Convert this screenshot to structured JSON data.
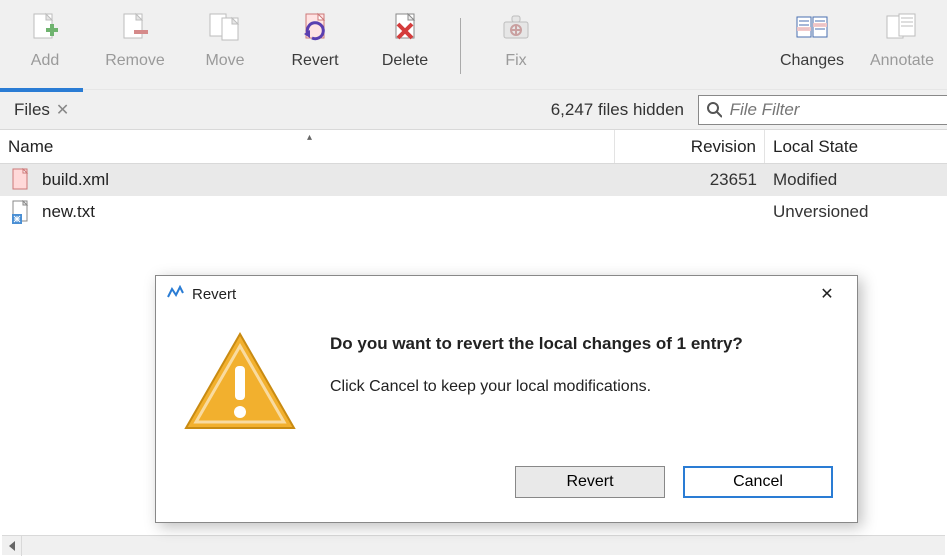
{
  "toolbar": {
    "add": {
      "label": "Add",
      "enabled": false
    },
    "remove": {
      "label": "Remove",
      "enabled": false
    },
    "move": {
      "label": "Move",
      "enabled": false
    },
    "revert": {
      "label": "Revert",
      "enabled": true
    },
    "delete": {
      "label": "Delete",
      "enabled": true
    },
    "fix": {
      "label": "Fix",
      "enabled": false
    },
    "changes": {
      "label": "Changes",
      "enabled": true
    },
    "annotate": {
      "label": "Annotate",
      "enabled": false
    }
  },
  "tabs": {
    "files": {
      "label": "Files",
      "closable": true,
      "active": true
    }
  },
  "filter": {
    "hidden_count": "6,247 files hidden",
    "placeholder": "File Filter"
  },
  "columns": {
    "name": "Name",
    "revision": "Revision",
    "local_state": "Local State"
  },
  "rows": [
    {
      "name": "build.xml",
      "revision": "23651",
      "state": "Modified",
      "selected": true,
      "icon": "file-modified"
    },
    {
      "name": "new.txt",
      "revision": "",
      "state": "Unversioned",
      "selected": false,
      "icon": "file-unversioned"
    }
  ],
  "dialog": {
    "title": "Revert",
    "headline": "Do you want to revert the local changes of 1 entry?",
    "subline": "Click Cancel to keep your local modifications.",
    "confirm": "Revert",
    "cancel": "Cancel"
  }
}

YOUR GOAL: Pictures are to be left out; the records above must be repeated word for word.

ANSWER TO THIS EXERCISE:
Convert this screenshot to structured JSON data.
{
  "toolbar": {
    "add": {
      "label": "Add",
      "enabled": false
    },
    "remove": {
      "label": "Remove",
      "enabled": false
    },
    "move": {
      "label": "Move",
      "enabled": false
    },
    "revert": {
      "label": "Revert",
      "enabled": true
    },
    "delete": {
      "label": "Delete",
      "enabled": true
    },
    "fix": {
      "label": "Fix",
      "enabled": false
    },
    "changes": {
      "label": "Changes",
      "enabled": true
    },
    "annotate": {
      "label": "Annotate",
      "enabled": false
    }
  },
  "tabs": {
    "files": {
      "label": "Files",
      "closable": true,
      "active": true
    }
  },
  "filter": {
    "hidden_count": "6,247 files hidden",
    "placeholder": "File Filter"
  },
  "columns": {
    "name": "Name",
    "revision": "Revision",
    "local_state": "Local State"
  },
  "rows": [
    {
      "name": "build.xml",
      "revision": "23651",
      "state": "Modified",
      "selected": true,
      "icon": "file-modified"
    },
    {
      "name": "new.txt",
      "revision": "",
      "state": "Unversioned",
      "selected": false,
      "icon": "file-unversioned"
    }
  ],
  "dialog": {
    "title": "Revert",
    "headline": "Do you want to revert the local changes of 1 entry?",
    "subline": "Click Cancel to keep your local modifications.",
    "confirm": "Revert",
    "cancel": "Cancel"
  }
}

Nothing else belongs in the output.